Instructions to follow: Set down the final stretch of the data, from the line that holds "Output the text content of this document." through the last line, both included, with pictures left out.

___ Supplied material

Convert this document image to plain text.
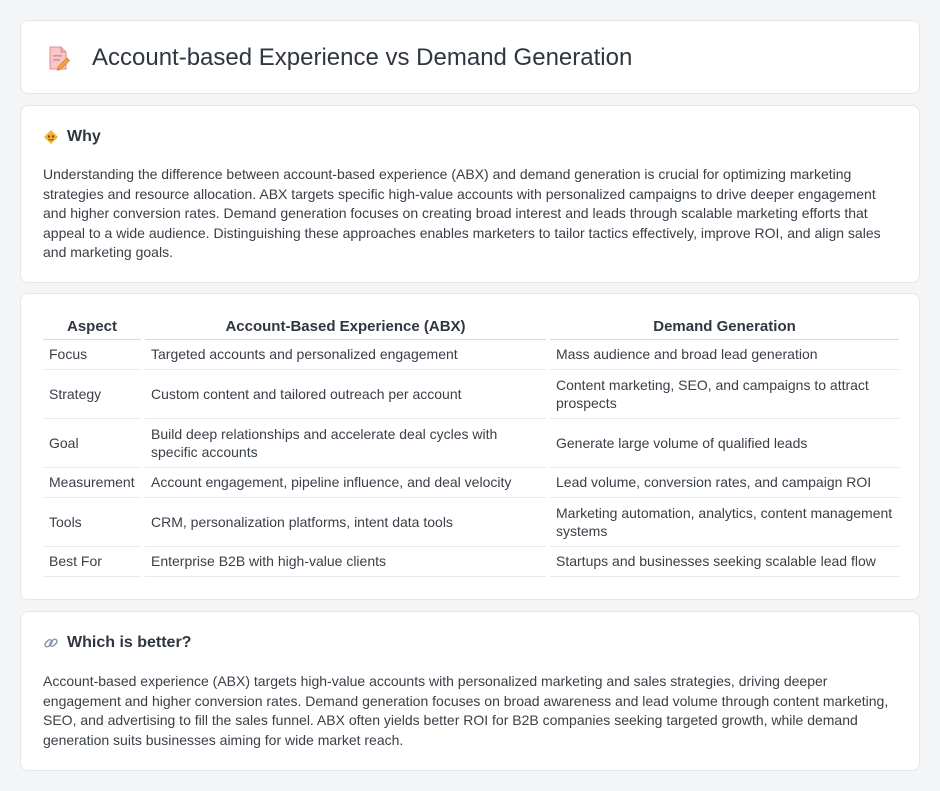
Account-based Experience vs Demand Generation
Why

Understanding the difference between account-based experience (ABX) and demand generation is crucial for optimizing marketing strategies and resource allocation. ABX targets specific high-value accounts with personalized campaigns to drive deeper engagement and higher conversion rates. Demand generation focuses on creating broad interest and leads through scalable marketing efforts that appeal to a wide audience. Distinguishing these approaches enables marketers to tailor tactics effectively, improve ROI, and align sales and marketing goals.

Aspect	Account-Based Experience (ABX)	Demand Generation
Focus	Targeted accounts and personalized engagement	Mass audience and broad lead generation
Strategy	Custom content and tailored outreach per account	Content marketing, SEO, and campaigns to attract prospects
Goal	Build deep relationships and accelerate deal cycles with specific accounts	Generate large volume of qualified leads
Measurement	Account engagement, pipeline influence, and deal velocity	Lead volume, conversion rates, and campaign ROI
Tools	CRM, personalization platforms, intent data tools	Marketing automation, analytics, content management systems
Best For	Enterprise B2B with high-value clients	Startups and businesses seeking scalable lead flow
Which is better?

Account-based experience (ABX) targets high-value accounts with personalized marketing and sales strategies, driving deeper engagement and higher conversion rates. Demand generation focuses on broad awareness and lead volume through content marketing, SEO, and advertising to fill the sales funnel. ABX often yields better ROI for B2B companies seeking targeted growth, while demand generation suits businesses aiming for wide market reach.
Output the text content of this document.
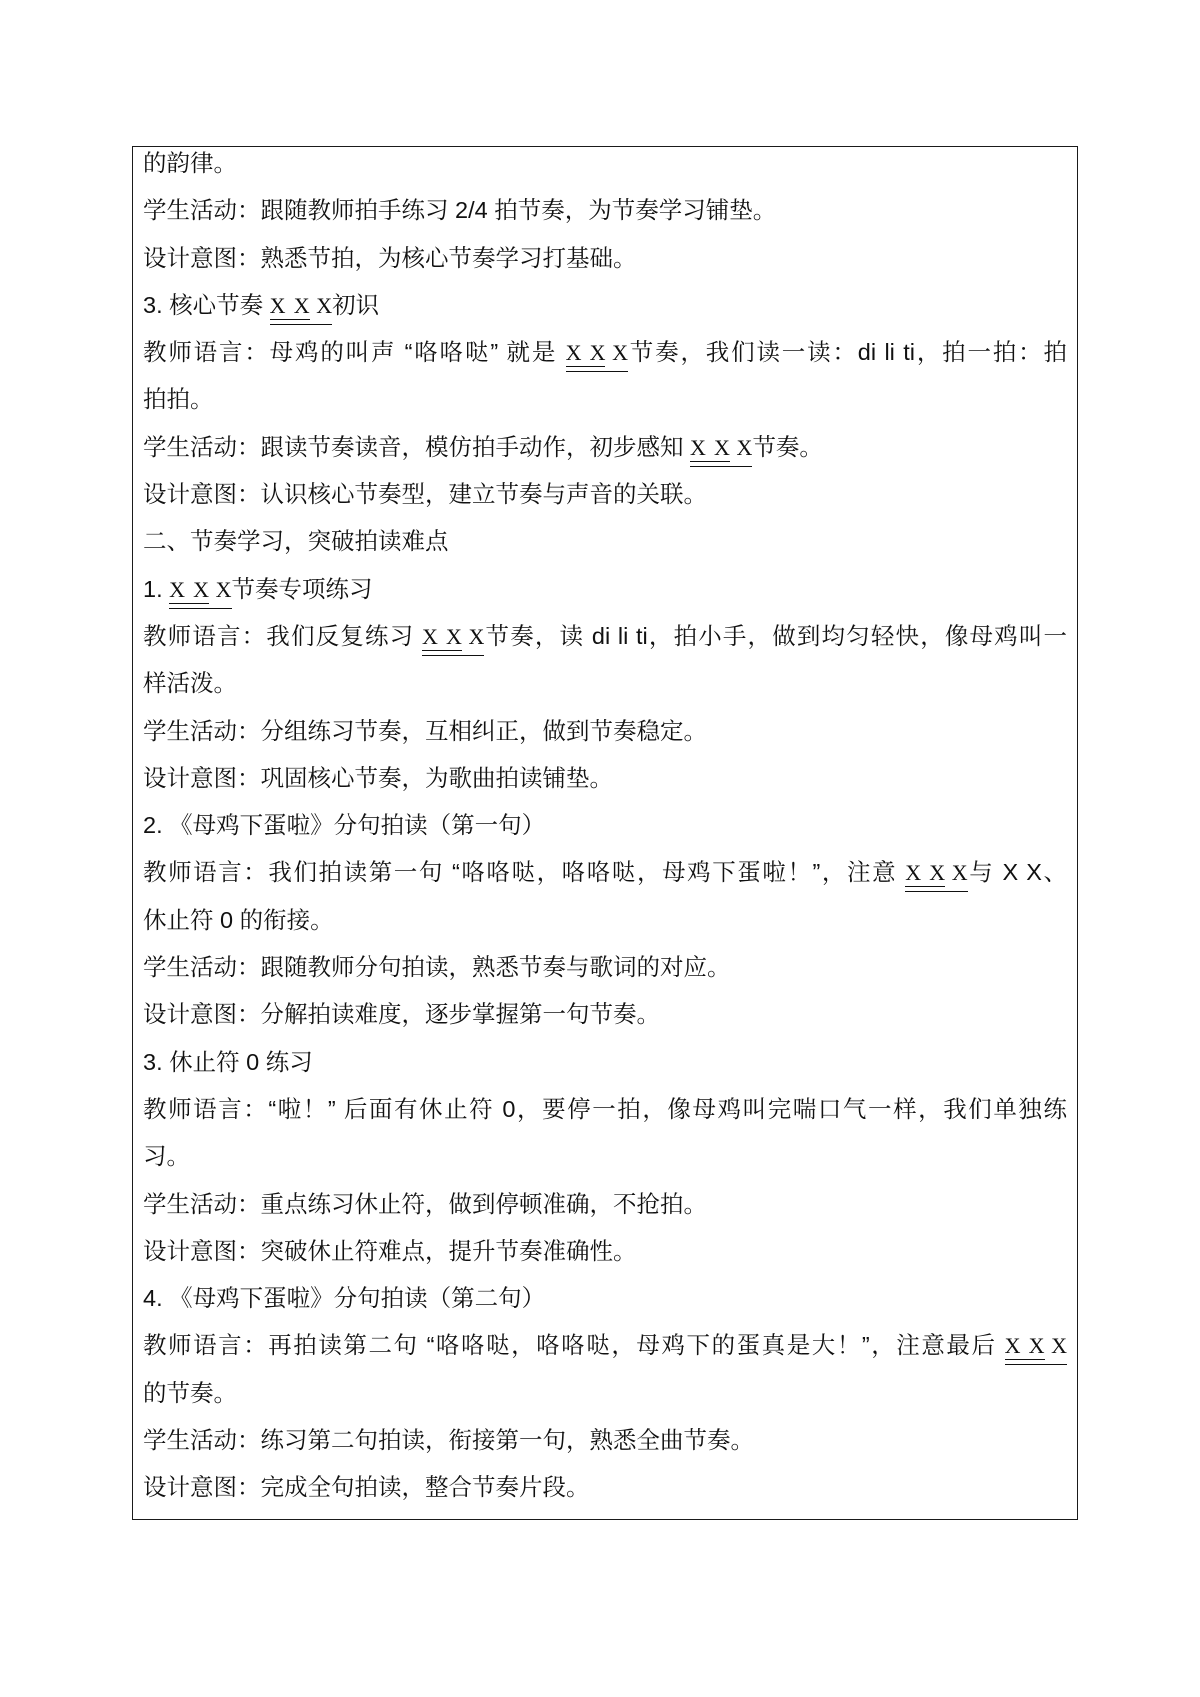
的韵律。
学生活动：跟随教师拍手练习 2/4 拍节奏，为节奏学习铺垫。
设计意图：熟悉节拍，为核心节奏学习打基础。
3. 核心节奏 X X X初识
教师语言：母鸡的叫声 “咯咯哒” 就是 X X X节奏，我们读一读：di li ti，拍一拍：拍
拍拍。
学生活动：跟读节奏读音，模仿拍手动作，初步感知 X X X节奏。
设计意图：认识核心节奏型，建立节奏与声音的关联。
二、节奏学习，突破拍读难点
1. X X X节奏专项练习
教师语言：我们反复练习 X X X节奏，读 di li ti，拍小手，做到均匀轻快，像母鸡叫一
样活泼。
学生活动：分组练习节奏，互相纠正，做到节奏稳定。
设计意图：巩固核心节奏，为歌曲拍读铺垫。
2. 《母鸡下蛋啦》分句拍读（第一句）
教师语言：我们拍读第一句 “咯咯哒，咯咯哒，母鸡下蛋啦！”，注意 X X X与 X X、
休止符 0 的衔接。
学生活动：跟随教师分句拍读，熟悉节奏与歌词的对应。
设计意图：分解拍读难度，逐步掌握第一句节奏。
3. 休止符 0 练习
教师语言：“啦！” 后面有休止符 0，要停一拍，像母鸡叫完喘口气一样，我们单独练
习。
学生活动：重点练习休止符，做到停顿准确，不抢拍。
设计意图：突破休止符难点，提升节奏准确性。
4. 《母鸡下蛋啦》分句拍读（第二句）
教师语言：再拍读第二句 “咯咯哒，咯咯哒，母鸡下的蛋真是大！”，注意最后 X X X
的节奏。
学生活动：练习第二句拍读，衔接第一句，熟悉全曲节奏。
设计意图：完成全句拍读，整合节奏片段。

______

Complete answer:
Output the text content of this document.
的韵律。
学生活动：跟随教师拍手练习 2/4 拍节奏，为节奏学习铺垫。
设计意图：熟悉节拍，为核心节奏学习打基础。
3. 核心节奏 X X X初识
教师语言：母鸡的叫声 “咯咯哒” 就是 X X X节奏，我们读一读：di li ti，拍一拍：拍
拍拍。
学生活动：跟读节奏读音，模仿拍手动作，初步感知 X X X节奏。
设计意图：认识核心节奏型，建立节奏与声音的关联。
二、节奏学习，突破拍读难点
1. X X X节奏专项练习
教师语言：我们反复练习 X X X节奏，读 di li ti，拍小手，做到均匀轻快，像母鸡叫一
样活泼。
学生活动：分组练习节奏，互相纠正，做到节奏稳定。
设计意图：巩固核心节奏，为歌曲拍读铺垫。
2. 《母鸡下蛋啦》分句拍读（第一句）
教师语言：我们拍读第一句 “咯咯哒，咯咯哒，母鸡下蛋啦！”，注意 X X X与 X X、
休止符 0 的衔接。
学生活动：跟随教师分句拍读，熟悉节奏与歌词的对应。
设计意图：分解拍读难度，逐步掌握第一句节奏。
3. 休止符 0 练习
教师语言：“啦！” 后面有休止符 0，要停一拍，像母鸡叫完喘口气一样，我们单独练
习。
学生活动：重点练习休止符，做到停顿准确，不抢拍。
设计意图：突破休止符难点，提升节奏准确性。
4. 《母鸡下蛋啦》分句拍读（第二句）
教师语言：再拍读第二句 “咯咯哒，咯咯哒，母鸡下的蛋真是大！”，注意最后 X X X
的节奏。
学生活动：练习第二句拍读，衔接第一句，熟悉全曲节奏。
设计意图：完成全句拍读，整合节奏片段。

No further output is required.